Testo scelto:

------------------------------------------------------------------------

Mark Zuckerberg, CEO di Meta, ha recentemente inviato una lettera al presidente repubblicano della Commissione giudiziaria della Camera degli Stati Uniti, Jim Jordan, rivelando pressioni politiche ricevute durante la pandemia di Covid-19. In particolare, Zuckerberg ha spiegato che la sua azienda è stata sollecitata a censurare determinati contenuti relativi al virus, incluse satire e umorismo, per ordine dell’amministrazione Biden. Zuckerberg ha definito questa azione un “errore” che non ripeterebbe, esprimendo rammarico per il fatto che Facebook si sia piegata a tali pressioni.
La pressione del governo su Facebook
Nel 2021, alti funzionari della Casa Bianca avrebbero insistito per mesi affinché Facebook rimuovesse contenuti considerati pericolosi, mostrando frustrazione quando la piattaforma non era d’accordo. Zuckerberg ha aggiunto che, col senno di poi e nuove informazioni, la sua azienda farebbe scelte diverse oggi, e ha sottolineato come sia stato un errore non essere più espliciti nell’opposizione alle pressioni governative. Meta, ha chiarito, è pronta a reagire con fermezza se episodi simili dovessero ripetersi.
La Casa Bianca ha risposto difendendo il proprio operato, affermando che durante la pandemia si è cercato di promuovere azioni responsabili per proteggere la salute pubblica. L’amministrazione ha ribadito che le decisioni spettano alle aziende private, ma che queste devono tenere conto delle conseguenze delle loro azioni sul pubblico.

------------------------------------------------------------------------

Materiale estratto:
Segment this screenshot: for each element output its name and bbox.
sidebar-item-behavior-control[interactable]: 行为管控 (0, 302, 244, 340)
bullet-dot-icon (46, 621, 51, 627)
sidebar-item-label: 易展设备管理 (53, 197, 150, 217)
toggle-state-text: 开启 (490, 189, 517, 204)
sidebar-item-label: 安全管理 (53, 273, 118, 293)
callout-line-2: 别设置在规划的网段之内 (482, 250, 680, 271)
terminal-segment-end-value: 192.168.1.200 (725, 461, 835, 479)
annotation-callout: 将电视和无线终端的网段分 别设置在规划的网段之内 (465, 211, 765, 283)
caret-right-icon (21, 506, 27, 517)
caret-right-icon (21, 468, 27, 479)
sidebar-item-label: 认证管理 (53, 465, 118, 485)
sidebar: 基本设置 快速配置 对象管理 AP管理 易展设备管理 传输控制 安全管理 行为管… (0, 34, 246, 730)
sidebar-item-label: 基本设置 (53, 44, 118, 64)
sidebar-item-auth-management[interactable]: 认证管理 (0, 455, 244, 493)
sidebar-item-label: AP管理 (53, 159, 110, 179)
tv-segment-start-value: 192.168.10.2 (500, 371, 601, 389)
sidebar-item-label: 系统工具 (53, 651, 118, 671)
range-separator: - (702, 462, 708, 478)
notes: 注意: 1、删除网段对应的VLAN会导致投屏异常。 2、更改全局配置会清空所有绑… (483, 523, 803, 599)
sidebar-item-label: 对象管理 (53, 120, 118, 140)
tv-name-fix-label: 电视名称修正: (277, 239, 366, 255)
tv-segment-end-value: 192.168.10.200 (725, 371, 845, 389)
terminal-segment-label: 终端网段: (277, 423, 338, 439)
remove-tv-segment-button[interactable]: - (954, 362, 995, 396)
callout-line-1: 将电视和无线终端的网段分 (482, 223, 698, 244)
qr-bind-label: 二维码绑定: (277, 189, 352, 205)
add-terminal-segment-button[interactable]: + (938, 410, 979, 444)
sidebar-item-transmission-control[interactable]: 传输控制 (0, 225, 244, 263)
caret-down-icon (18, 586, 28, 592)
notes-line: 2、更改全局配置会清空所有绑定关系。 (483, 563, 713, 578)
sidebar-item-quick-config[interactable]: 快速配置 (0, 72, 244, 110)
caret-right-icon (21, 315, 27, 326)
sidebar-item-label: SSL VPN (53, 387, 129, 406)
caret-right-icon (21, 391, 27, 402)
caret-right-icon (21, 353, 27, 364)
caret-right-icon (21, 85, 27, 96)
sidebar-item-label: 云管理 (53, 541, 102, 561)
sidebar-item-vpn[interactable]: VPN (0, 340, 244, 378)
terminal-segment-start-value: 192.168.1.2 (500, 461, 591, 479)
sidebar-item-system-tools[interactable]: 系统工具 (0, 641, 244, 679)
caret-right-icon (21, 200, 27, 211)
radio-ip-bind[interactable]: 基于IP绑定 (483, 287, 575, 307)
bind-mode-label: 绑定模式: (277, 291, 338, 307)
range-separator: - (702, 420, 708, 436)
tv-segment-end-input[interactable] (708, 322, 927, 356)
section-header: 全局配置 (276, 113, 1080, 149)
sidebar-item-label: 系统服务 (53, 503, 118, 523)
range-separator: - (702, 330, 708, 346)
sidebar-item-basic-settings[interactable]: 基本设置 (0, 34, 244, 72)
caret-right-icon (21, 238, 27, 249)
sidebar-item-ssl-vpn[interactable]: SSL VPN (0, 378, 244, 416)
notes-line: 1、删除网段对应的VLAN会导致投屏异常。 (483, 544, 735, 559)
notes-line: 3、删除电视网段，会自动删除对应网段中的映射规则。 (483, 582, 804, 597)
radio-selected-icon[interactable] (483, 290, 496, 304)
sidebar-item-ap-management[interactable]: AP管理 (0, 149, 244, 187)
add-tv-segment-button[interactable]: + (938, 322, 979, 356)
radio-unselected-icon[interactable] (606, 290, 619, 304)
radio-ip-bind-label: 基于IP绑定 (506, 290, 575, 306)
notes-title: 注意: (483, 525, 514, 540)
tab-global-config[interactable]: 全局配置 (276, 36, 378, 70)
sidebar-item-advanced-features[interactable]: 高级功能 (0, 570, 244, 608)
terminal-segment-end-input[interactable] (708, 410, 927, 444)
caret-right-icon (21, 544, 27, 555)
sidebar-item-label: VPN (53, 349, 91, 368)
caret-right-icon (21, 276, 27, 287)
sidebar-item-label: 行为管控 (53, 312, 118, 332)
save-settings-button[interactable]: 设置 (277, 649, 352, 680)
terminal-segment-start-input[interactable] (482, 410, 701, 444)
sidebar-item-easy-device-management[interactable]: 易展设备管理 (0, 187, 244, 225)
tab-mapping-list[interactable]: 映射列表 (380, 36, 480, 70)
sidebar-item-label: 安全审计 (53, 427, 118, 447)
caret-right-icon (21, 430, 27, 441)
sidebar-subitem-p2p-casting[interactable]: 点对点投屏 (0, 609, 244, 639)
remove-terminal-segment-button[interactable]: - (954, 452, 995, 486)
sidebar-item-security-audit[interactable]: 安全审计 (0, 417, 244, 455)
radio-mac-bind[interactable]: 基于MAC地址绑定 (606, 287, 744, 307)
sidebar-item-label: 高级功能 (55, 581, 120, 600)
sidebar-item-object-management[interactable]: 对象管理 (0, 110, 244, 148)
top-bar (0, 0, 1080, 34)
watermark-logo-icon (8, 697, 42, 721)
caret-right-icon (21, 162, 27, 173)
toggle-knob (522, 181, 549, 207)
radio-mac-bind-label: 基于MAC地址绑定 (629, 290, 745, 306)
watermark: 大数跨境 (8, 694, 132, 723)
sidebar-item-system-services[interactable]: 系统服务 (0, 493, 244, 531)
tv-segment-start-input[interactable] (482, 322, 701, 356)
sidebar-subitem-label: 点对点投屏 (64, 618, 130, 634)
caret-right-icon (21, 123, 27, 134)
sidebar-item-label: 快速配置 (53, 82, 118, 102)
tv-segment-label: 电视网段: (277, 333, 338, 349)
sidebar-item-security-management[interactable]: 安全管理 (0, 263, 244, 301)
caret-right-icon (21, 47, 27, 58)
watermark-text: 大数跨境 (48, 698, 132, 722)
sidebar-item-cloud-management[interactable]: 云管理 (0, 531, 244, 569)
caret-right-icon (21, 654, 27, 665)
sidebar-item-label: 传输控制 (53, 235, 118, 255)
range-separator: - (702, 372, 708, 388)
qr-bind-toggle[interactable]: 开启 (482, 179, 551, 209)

------------------------------------------------------------------------

Compito: Trascrivi fedelmente il brano del testo sulla lettera di Zuckerberg: comincia dalle parole "La pressione del" e termina dopo le parole "azioni sul pubblico.".

Risposta:
La pressione del governo su Facebook
Nel 2021, alti funzionari della Casa Bianca avrebbero insistito per mesi affinché Facebook rimuovesse contenuti considerati pericolosi, mostrando frustrazione quando la piattaforma non era d’accordo. Zuckerberg ha aggiunto che, col senno di poi e nuove informazioni, la sua azienda farebbe scelte diverse oggi, e ha sottolineato come sia stato un errore non essere più espliciti nell’opposizione alle pressioni governative. Meta, ha chiarito, è pronta a reagire con fermezza se episodi simili dovessero ripetersi.
La Casa Bianca ha risposto difendendo il proprio operato, affermando che durante la pandemia si è cercato di promuovere azioni responsabili per proteggere la salute pubblica. L’amministrazione ha ribadito che le decisioni spettano alle aziende private, ma che queste devono tenere conto delle conseguenze delle loro azioni sul pubblico.